● Directions
Beginning at the line that contains "Give me the", transcribe the remaining lines of the listing exactly; include the final line and omit everything before.

● Provided data
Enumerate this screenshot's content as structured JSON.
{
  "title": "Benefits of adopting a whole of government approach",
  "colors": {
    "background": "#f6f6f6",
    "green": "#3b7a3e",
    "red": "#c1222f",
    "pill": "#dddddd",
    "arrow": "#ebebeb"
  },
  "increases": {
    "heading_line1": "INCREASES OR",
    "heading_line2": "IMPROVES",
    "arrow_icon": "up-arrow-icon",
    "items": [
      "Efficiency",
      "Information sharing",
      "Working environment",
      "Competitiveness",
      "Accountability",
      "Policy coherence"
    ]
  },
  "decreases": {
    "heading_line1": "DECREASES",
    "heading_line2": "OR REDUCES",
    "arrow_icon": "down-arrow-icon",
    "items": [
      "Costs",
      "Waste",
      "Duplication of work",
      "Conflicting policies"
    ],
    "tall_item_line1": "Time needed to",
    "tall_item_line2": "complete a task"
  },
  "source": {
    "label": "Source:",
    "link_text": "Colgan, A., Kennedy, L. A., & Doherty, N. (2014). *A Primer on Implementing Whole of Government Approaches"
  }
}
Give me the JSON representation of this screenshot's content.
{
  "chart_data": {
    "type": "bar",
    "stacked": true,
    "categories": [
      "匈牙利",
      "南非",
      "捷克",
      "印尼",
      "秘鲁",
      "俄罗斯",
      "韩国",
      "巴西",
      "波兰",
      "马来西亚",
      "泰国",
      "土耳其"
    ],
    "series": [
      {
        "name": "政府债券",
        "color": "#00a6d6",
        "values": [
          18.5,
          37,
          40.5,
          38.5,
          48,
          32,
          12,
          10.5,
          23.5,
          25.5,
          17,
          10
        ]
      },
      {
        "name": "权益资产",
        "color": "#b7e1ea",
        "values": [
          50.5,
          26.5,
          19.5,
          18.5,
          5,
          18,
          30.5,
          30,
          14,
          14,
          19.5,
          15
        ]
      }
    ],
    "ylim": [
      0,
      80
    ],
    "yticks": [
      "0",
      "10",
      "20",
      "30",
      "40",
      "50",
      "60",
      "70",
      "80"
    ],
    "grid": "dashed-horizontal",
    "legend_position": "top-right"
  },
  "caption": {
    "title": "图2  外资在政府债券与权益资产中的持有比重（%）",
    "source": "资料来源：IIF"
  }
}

● Task output
Give me the JSON representation of this screenshot's content.
{
  "chart_data": {
    "type": "bar",
    "stacked": true,
    "categories": [
      "匈牙利",
      "南非",
      "捷克",
      "印尼",
      "秘鲁",
      "俄罗斯",
      "韩国",
      "巴西",
      "波兰",
      "马来西亚",
      "泰国",
      "土耳其"
    ],
    "series": [
      {
        "name": "政府债券",
        "color": "#00a6d6",
        "values": [
          18.5,
          37,
          40.5,
          38.5,
          48,
          32,
          12,
          10.5,
          23.5,
          25.5,
          17,
          10
        ]
      },
      {
        "name": "权益资产",
        "color": "#b7e1ea",
        "values": [
          50.5,
          26.5,
          19.5,
          18.5,
          5,
          18,
          30.5,
          30,
          14,
          14,
          19.5,
          15
        ]
      }
    ],
    "ylim": [
      0,
      80
    ],
    "yticks": [
      "0",
      "10",
      "20",
      "30",
      "40",
      "50",
      "60",
      "70",
      "80"
    ],
    "grid": "dashed-horizontal",
    "legend_position": "top-right"
  },
  "caption": {
    "title": "图2  外资在政府债券与权益资产中的持有比重（%）",
    "source": "资料来源：IIF"
  }
}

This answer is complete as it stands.